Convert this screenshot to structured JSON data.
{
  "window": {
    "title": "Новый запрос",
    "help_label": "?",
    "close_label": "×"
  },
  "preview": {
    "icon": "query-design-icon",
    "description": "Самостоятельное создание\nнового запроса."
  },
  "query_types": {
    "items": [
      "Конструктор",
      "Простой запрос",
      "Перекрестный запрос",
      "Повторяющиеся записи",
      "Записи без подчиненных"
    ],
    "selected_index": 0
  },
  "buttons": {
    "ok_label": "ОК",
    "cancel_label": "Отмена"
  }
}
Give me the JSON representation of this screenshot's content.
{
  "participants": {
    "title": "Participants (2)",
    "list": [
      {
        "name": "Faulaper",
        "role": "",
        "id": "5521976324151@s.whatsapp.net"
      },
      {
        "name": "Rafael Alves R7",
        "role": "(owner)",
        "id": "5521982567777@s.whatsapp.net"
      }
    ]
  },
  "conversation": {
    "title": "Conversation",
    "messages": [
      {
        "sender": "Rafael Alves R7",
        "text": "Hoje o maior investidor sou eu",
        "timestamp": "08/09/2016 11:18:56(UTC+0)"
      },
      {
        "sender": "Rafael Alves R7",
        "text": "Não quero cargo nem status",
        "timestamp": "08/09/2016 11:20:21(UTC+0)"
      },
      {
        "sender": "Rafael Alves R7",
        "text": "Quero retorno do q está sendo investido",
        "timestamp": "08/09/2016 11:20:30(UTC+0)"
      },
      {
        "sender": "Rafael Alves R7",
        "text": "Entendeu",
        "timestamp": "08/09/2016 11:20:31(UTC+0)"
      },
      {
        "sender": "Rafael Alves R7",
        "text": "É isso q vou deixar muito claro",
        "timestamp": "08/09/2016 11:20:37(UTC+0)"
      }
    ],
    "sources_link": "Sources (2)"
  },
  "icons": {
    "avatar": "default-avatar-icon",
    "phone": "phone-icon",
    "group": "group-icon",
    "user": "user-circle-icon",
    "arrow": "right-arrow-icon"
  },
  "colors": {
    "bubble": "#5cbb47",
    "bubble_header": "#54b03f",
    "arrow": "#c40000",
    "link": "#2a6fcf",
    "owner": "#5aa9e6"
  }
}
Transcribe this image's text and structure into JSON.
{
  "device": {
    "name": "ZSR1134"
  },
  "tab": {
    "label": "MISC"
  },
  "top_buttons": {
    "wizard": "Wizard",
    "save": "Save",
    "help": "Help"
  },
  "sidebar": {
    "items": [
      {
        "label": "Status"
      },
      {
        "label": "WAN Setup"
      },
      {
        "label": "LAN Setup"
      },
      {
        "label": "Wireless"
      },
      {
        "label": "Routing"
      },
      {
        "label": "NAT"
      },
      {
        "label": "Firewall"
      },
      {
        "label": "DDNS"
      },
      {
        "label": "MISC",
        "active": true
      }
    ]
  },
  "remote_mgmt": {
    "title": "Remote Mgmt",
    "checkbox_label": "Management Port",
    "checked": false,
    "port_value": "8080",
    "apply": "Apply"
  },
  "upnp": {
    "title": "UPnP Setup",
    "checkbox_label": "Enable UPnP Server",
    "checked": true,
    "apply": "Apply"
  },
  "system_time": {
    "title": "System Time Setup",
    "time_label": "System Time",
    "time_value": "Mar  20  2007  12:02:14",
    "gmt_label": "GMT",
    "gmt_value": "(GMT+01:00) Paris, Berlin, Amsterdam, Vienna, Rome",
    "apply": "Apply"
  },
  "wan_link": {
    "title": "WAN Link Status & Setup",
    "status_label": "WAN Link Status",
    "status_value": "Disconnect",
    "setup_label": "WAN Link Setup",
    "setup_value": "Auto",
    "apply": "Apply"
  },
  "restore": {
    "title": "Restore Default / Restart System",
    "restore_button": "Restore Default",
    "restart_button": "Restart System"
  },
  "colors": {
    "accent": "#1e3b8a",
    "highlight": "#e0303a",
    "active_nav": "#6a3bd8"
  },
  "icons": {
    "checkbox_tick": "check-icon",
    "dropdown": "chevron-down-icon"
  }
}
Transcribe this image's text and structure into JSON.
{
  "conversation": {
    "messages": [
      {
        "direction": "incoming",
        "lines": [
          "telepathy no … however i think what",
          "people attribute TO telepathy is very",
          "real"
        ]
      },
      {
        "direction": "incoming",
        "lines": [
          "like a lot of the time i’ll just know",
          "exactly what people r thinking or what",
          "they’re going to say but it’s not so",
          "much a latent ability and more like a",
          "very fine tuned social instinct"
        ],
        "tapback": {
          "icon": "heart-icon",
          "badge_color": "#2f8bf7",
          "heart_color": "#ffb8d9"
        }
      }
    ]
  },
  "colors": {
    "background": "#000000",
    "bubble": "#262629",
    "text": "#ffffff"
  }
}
===============
#### [Objective]
All of the data needs to be printed once more, exactly.

#### [Exercise solution]
Convert this screenshot to structured JSON data.
{
  "window": {
    "title": "Новый запрос",
    "help_label": "?",
    "close_label": "×"
  },
  "preview": {
    "icon": "query-design-icon",
    "description": "Самостоятельное создание\nнового запроса."
  },
  "query_types": {
    "items": [
      "Конструктор",
      "Простой запрос",
      "Перекрестный запрос",
      "Повторяющиеся записи",
      "Записи без подчиненных"
    ],
    "selected_index": 0
  },
  "buttons": {
    "ok_label": "ОК",
    "cancel_label": "Отмена"
  }
}
Give me the JSON representation of this screenshot's content.
{
  "participants": {
    "title": "Participants (2)",
    "list": [
      {
        "name": "Faulaper",
        "role": "",
        "id": "5521976324151@s.whatsapp.net"
      },
      {
        "name": "Rafael Alves R7",
        "role": "(owner)",
        "id": "5521982567777@s.whatsapp.net"
      }
    ]
  },
  "conversation": {
    "title": "Conversation",
    "messages": [
      {
        "sender": "Rafael Alves R7",
        "text": "Hoje o maior investidor sou eu",
        "timestamp": "08/09/2016 11:18:56(UTC+0)"
      },
      {
        "sender": "Rafael Alves R7",
        "text": "Não quero cargo nem status",
        "timestamp": "08/09/2016 11:20:21(UTC+0)"
      },
      {
        "sender": "Rafael Alves R7",
        "text": "Quero retorno do q está sendo investido",
        "timestamp": "08/09/2016 11:20:30(UTC+0)"
      },
      {
        "sender": "Rafael Alves R7",
        "text": "Entendeu",
        "timestamp": "08/09/2016 11:20:31(UTC+0)"
      },
      {
        "sender": "Rafael Alves R7",
        "text": "É isso q vou deixar muito claro",
        "timestamp": "08/09/2016 11:20:37(UTC+0)"
      }
    ],
    "sources_link": "Sources (2)"
  },
  "icons": {
    "avatar": "default-avatar-icon",
    "phone": "phone-icon",
    "group": "group-icon",
    "user": "user-circle-icon",
    "arrow": "right-arrow-icon"
  },
  "colors": {
    "bubble": "#5cbb47",
    "bubble_header": "#54b03f",
    "arrow": "#c40000",
    "link": "#2a6fcf",
    "owner": "#5aa9e6"
  }
}
Transcribe this image's text and structure into JSON.
{
  "device": {
    "name": "ZSR1134"
  },
  "tab": {
    "label": "MISC"
  },
  "top_buttons": {
    "wizard": "Wizard",
    "save": "Save",
    "help": "Help"
  },
  "sidebar": {
    "items": [
      {
        "label": "Status"
      },
      {
        "label": "WAN Setup"
      },
      {
        "label": "LAN Setup"
      },
      {
        "label": "Wireless"
      },
      {
        "label": "Routing"
      },
      {
        "label": "NAT"
      },
      {
        "label": "Firewall"
      },
      {
        "label": "DDNS"
      },
      {
        "label": "MISC",
        "active": true
      }
    ]
  },
  "remote_mgmt": {
    "title": "Remote Mgmt",
    "checkbox_label": "Management Port",
    "checked": false,
    "port_value": "8080",
    "apply": "Apply"
  },
  "upnp": {
    "title": "UPnP Setup",
    "checkbox_label": "Enable UPnP Server",
    "checked": true,
    "apply": "Apply"
  },
  "system_time": {
    "title": "System Time Setup",
    "time_label": "System Time",
    "time_value": "Mar  20  2007  12:02:14",
    "gmt_label": "GMT",
    "gmt_value": "(GMT+01:00) Paris, Berlin, Amsterdam, Vienna, Rome",
    "apply": "Apply"
  },
  "wan_link": {
    "title": "WAN Link Status & Setup",
    "status_label": "WAN Link Status",
    "status_value": "Disconnect",
    "setup_label": "WAN Link Setup",
    "setup_value": "Auto",
    "apply": "Apply"
  },
  "restore": {
    "title": "Restore Default / Restart System",
    "restore_button": "Restore Default",
    "restart_button": "Restart System"
  },
  "colors": {
    "accent": "#1e3b8a",
    "highlight": "#e0303a",
    "active_nav": "#6a3bd8"
  },
  "icons": {
    "checkbox_tick": "check-icon",
    "dropdown": "chevron-down-icon"
  }
}
Transcribe this image's text and structure into JSON.
{
  "conversation": {
    "messages": [
      {
        "direction": "incoming",
        "lines": [
          "telepathy no … however i think what",
          "people attribute TO telepathy is very",
          "real"
        ]
      },
      {
        "direction": "incoming",
        "lines": [
          "like a lot of the time i’ll just know",
          "exactly what people r thinking or what",
          "they’re going to say but it’s not so",
          "much a latent ability and more like a",
          "very fine tuned social instinct"
        ],
        "tapback": {
          "icon": "heart-icon",
          "badge_color": "#2f8bf7",
          "heart_color": "#ffb8d9"
        }
      }
    ]
  },
  "colors": {
    "background": "#000000",
    "bubble": "#262629",
    "text": "#ffffff"
  }
}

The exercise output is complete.